PROBLEM STATEMENT:
Reproduce each line of the material precisely.

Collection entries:
※ ※ ※

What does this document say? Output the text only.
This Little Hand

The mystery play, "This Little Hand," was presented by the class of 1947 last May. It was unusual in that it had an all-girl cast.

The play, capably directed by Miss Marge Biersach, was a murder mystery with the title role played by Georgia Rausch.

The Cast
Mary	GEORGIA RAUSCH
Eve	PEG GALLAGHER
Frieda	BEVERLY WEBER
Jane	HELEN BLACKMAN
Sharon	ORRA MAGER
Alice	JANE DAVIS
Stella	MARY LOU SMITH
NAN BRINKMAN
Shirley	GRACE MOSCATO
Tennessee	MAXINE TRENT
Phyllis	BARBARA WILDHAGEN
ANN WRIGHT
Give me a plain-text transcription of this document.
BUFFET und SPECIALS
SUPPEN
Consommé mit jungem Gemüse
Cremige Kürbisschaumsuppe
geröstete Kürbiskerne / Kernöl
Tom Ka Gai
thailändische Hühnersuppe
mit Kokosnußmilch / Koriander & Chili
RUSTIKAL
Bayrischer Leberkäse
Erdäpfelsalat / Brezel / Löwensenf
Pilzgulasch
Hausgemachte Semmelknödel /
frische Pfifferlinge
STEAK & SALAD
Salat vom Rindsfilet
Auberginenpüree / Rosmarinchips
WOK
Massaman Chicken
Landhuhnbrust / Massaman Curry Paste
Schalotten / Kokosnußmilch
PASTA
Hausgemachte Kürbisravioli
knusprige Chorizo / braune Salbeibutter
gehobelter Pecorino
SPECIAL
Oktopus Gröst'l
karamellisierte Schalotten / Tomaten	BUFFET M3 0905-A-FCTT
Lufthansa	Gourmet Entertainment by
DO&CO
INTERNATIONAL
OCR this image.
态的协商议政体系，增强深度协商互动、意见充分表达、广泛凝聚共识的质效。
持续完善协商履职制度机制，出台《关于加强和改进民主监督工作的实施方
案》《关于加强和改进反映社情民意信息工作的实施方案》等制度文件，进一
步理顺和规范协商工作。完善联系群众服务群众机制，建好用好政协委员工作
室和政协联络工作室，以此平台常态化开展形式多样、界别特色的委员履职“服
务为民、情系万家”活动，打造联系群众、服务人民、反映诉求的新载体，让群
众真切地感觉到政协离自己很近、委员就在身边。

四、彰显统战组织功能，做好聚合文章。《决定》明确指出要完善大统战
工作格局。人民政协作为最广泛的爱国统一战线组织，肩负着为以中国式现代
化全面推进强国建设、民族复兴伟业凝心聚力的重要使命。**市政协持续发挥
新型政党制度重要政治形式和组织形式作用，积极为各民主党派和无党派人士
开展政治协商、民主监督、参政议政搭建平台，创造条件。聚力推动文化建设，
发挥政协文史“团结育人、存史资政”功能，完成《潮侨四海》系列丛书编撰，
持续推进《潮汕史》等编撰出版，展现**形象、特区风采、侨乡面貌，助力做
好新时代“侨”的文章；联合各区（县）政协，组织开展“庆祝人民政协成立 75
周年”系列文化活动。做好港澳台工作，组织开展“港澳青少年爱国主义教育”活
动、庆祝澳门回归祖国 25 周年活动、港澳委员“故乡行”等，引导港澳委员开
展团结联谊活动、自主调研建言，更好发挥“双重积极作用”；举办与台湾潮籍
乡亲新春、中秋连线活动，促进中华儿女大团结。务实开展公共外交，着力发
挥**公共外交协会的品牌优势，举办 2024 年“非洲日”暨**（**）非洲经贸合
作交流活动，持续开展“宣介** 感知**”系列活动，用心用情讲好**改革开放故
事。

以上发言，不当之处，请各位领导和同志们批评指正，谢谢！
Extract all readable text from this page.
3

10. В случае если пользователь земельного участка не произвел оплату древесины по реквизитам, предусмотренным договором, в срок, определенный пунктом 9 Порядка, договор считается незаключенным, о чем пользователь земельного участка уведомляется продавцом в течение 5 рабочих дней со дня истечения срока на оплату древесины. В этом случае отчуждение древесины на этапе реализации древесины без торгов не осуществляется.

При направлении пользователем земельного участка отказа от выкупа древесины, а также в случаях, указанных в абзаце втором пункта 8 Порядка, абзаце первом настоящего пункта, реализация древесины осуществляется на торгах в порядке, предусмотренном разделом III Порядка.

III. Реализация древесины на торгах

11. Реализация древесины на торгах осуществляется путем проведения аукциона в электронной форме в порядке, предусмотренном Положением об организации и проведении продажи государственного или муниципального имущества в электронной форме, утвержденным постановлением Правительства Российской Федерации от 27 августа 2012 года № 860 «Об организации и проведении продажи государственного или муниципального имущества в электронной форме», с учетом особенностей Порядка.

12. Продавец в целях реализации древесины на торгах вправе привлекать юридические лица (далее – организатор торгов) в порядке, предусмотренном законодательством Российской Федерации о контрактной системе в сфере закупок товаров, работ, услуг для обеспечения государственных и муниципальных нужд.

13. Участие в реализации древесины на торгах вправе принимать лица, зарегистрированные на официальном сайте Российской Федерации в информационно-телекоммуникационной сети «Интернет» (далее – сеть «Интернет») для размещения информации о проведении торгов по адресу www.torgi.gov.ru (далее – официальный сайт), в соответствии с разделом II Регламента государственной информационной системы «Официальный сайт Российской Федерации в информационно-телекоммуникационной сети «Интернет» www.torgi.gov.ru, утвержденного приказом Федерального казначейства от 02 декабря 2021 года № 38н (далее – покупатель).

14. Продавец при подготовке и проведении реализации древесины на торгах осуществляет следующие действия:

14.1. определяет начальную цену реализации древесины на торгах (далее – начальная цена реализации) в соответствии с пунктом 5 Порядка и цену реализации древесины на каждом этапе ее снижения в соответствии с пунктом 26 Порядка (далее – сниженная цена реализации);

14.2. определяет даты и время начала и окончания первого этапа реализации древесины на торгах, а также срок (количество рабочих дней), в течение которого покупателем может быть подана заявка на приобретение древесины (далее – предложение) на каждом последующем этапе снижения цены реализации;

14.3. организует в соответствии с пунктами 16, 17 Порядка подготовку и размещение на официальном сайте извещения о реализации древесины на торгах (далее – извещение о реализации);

※ ※ ※

WORKED SOLUTION:
What does this document say? Output the text only.
This Little Hand

The mystery play, "This Little Hand," was presented by the class of 1947 last May. It was unusual in that it had an all-girl cast.

The play, capably directed by Miss Marge Biersach, was a murder mystery with the title role played by Georgia Rausch.

The Cast
Mary	GEORGIA RAUSCH
Eve	PEG GALLAGHER
Frieda	BEVERLY WEBER
Jane	HELEN BLACKMAN
Sharon	ORRA MAGER
Alice	JANE DAVIS
Stella	MARY LOU SMITH
NAN BRINKMAN
Shirley	GRACE MOSCATO
Tennessee	MAXINE TRENT
Phyllis	BARBARA WILDHAGEN
ANN WRIGHT
Give me a plain-text transcription of this document.
BUFFET und SPECIALS
SUPPEN
Consommé mit jungem Gemüse
Cremige Kürbisschaumsuppe
geröstete Kürbiskerne / Kernöl
Tom Ka Gai
thailändische Hühnersuppe
mit Kokosnußmilch / Koriander & Chili
RUSTIKAL
Bayrischer Leberkäse
Erdäpfelsalat / Brezel / Löwensenf
Pilzgulasch
Hausgemachte Semmelknödel /
frische Pfifferlinge
STEAK & SALAD
Salat vom Rindsfilet
Auberginenpüree / Rosmarinchips
WOK
Massaman Chicken
Landhuhnbrust / Massaman Curry Paste
Schalotten / Kokosnußmilch
PASTA
Hausgemachte Kürbisravioli
knusprige Chorizo / braune Salbeibutter
gehobelter Pecorino
SPECIAL
Oktopus Gröst'l
karamellisierte Schalotten / Tomaten	BUFFET M3 0905-A-FCTT
Lufthansa	Gourmet Entertainment by
DO&CO
INTERNATIONAL
OCR this image.
态的协商议政体系，增强深度协商互动、意见充分表达、广泛凝聚共识的质效。
持续完善协商履职制度机制，出台《关于加强和改进民主监督工作的实施方
案》《关于加强和改进反映社情民意信息工作的实施方案》等制度文件，进一
步理顺和规范协商工作。完善联系群众服务群众机制，建好用好政协委员工作
室和政协联络工作室，以此平台常态化开展形式多样、界别特色的委员履职“服
务为民、情系万家”活动，打造联系群众、服务人民、反映诉求的新载体，让群
众真切地感觉到政协离自己很近、委员就在身边。

四、彰显统战组织功能，做好聚合文章。《决定》明确指出要完善大统战
工作格局。人民政协作为最广泛的爱国统一战线组织，肩负着为以中国式现代
化全面推进强国建设、民族复兴伟业凝心聚力的重要使命。**市政协持续发挥
新型政党制度重要政治形式和组织形式作用，积极为各民主党派和无党派人士
开展政治协商、民主监督、参政议政搭建平台，创造条件。聚力推动文化建设，
发挥政协文史“团结育人、存史资政”功能，完成《潮侨四海》系列丛书编撰，
持续推进《潮汕史》等编撰出版，展现**形象、特区风采、侨乡面貌，助力做
好新时代“侨”的文章；联合各区（县）政协，组织开展“庆祝人民政协成立 75
周年”系列文化活动。做好港澳台工作，组织开展“港澳青少年爱国主义教育”活
动、庆祝澳门回归祖国 25 周年活动、港澳委员“故乡行”等，引导港澳委员开
展团结联谊活动、自主调研建言，更好发挥“双重积极作用”；举办与台湾潮籍
乡亲新春、中秋连线活动，促进中华儿女大团结。务实开展公共外交，着力发
挥**公共外交协会的品牌优势，举办 2024 年“非洲日”暨**（**）非洲经贸合
作交流活动，持续开展“宣介** 感知**”系列活动，用心用情讲好**改革开放故
事。

以上发言，不当之处，请各位领导和同志们批评指正，谢谢！
Extract all readable text from this page.
3

10. В случае если пользователь земельного участка не произвел оплату древесины по реквизитам, предусмотренным договором, в срок, определенный пунктом 9 Порядка, договор считается незаключенным, о чем пользователь земельного участка уведомляется продавцом в течение 5 рабочих дней со дня истечения срока на оплату древесины. В этом случае отчуждение древесины на этапе реализации древесины без торгов не осуществляется.

При направлении пользователем земельного участка отказа от выкупа древесины, а также в случаях, указанных в абзаце втором пункта 8 Порядка, абзаце первом настоящего пункта, реализация древесины осуществляется на торгах в порядке, предусмотренном разделом III Порядка.

III. Реализация древесины на торгах

11. Реализация древесины на торгах осуществляется путем проведения аукциона в электронной форме в порядке, предусмотренном Положением об организации и проведении продажи государственного или муниципального имущества в электронной форме, утвержденным постановлением Правительства Российской Федерации от 27 августа 2012 года № 860 «Об организации и проведении продажи государственного или муниципального имущества в электронной форме», с учетом особенностей Порядка.

12. Продавец в целях реализации древесины на торгах вправе привлекать юридические лица (далее – организатор торгов) в порядке, предусмотренном законодательством Российской Федерации о контрактной системе в сфере закупок товаров, работ, услуг для обеспечения государственных и муниципальных нужд.

13. Участие в реализации древесины на торгах вправе принимать лица, зарегистрированные на официальном сайте Российской Федерации в информационно-телекоммуникационной сети «Интернет» (далее – сеть «Интернет») для размещения информации о проведении торгов по адресу www.torgi.gov.ru (далее – официальный сайт), в соответствии с разделом II Регламента государственной информационной системы «Официальный сайт Российской Федерации в информационно-телекоммуникационной сети «Интернет» www.torgi.gov.ru, утвержденного приказом Федерального казначейства от 02 декабря 2021 года № 38н (далее – покупатель).

14. Продавец при подготовке и проведении реализации древесины на торгах осуществляет следующие действия:

14.1. определяет начальную цену реализации древесины на торгах (далее – начальная цена реализации) в соответствии с пунктом 5 Порядка и цену реализации древесины на каждом этапе ее снижения в соответствии с пунктом 26 Порядка (далее – сниженная цена реализации);

14.2. определяет даты и время начала и окончания первого этапа реализации древесины на торгах, а также срок (количество рабочих дней), в течение которого покупателем может быть подана заявка на приобретение древесины (далее – предложение) на каждом последующем этапе снижения цены реализации;

14.3. организует в соответствии с пунктами 16, 17 Порядка подготовку и размещение на официальном сайте извещения о реализации древесины на торгах (далее – извещение о реализации);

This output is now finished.